*GIVEN PROBLEM*:
Select from the records below every line that has the word "Google" in it.
▽
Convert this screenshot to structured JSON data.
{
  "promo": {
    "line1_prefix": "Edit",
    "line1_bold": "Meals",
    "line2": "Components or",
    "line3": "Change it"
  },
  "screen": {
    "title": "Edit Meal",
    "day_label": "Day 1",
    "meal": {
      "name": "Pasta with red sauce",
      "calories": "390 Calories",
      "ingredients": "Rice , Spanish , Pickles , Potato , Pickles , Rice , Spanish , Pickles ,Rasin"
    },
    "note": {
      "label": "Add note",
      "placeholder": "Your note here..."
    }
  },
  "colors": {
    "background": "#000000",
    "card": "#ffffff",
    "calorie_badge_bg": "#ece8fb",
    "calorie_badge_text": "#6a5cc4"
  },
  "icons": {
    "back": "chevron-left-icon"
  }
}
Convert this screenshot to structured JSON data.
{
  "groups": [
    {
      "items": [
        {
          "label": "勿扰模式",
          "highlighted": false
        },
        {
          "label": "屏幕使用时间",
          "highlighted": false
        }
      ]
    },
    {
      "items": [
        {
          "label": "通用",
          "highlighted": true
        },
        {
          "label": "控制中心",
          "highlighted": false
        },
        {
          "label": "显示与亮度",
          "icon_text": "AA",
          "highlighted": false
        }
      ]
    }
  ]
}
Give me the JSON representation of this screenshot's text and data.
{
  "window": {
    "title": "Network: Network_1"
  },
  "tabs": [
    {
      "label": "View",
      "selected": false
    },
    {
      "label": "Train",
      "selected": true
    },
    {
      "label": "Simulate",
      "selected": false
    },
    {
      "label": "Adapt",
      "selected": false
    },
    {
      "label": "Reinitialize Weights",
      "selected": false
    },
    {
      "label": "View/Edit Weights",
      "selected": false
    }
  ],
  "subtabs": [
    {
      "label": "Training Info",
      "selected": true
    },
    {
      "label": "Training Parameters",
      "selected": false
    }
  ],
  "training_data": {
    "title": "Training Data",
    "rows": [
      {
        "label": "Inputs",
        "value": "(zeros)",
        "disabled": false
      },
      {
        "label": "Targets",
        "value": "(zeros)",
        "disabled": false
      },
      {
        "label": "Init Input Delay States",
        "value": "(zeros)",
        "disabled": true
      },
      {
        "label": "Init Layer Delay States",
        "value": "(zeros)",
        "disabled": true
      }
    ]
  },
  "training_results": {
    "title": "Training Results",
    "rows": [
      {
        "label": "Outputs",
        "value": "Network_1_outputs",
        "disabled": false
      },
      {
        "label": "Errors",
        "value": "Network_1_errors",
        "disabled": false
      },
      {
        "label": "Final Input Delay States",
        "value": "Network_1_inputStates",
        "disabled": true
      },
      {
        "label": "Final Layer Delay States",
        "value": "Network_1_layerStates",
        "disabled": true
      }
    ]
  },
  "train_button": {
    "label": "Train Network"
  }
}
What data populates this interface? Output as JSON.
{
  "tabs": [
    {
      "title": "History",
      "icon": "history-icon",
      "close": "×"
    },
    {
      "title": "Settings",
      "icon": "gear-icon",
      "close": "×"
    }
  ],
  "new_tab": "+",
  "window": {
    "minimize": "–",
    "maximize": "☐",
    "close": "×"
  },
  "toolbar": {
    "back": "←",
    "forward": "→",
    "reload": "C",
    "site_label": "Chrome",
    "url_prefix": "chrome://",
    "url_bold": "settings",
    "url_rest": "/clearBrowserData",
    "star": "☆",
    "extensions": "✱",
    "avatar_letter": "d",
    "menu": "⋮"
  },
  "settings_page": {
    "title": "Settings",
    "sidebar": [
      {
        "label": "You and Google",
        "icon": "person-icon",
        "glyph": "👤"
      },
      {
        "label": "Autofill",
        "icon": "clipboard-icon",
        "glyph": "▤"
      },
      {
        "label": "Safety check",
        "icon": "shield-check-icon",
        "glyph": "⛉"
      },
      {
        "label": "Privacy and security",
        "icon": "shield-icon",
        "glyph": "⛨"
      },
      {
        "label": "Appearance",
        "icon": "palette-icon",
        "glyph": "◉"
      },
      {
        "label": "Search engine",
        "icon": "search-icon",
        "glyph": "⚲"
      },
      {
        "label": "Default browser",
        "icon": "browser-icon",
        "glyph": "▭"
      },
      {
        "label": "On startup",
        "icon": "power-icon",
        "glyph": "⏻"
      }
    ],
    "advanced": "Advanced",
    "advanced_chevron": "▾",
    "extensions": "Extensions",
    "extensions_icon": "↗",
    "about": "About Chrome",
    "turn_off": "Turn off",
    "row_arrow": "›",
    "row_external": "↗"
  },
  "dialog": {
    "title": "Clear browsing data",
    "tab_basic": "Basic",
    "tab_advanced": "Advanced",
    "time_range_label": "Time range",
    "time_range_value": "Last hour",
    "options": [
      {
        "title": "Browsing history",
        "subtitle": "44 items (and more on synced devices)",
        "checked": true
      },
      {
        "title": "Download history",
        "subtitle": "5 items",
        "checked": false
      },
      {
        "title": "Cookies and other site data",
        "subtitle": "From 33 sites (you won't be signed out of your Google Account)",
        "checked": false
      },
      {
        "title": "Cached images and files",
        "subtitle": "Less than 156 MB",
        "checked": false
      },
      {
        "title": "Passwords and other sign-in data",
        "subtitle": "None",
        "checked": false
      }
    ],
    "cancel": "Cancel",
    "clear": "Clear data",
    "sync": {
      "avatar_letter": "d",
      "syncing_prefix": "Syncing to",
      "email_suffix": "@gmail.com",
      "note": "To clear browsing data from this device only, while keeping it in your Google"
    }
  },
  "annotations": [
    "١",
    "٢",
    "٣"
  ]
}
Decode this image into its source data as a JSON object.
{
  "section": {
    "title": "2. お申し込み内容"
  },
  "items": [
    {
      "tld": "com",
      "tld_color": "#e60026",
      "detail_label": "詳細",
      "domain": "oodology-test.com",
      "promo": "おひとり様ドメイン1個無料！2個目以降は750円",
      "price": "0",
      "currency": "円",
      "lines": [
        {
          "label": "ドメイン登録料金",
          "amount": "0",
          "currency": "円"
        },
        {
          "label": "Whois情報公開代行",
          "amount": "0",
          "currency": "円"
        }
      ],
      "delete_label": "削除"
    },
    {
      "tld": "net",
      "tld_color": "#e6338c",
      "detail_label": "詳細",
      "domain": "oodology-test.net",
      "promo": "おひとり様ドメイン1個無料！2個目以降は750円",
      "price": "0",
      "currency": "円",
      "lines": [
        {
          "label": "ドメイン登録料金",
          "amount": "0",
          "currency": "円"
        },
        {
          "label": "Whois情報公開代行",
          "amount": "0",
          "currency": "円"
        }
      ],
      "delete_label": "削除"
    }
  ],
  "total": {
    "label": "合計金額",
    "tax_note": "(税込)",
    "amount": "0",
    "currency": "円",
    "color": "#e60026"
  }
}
△
*SOLVED PROBLEM*:
        "label": "You and Google",
        "subtitle": "From 33 sites (you won't be signed out of your Google Account)",
      "note": "To clear browsing data from this device only, while keeping it in your Google"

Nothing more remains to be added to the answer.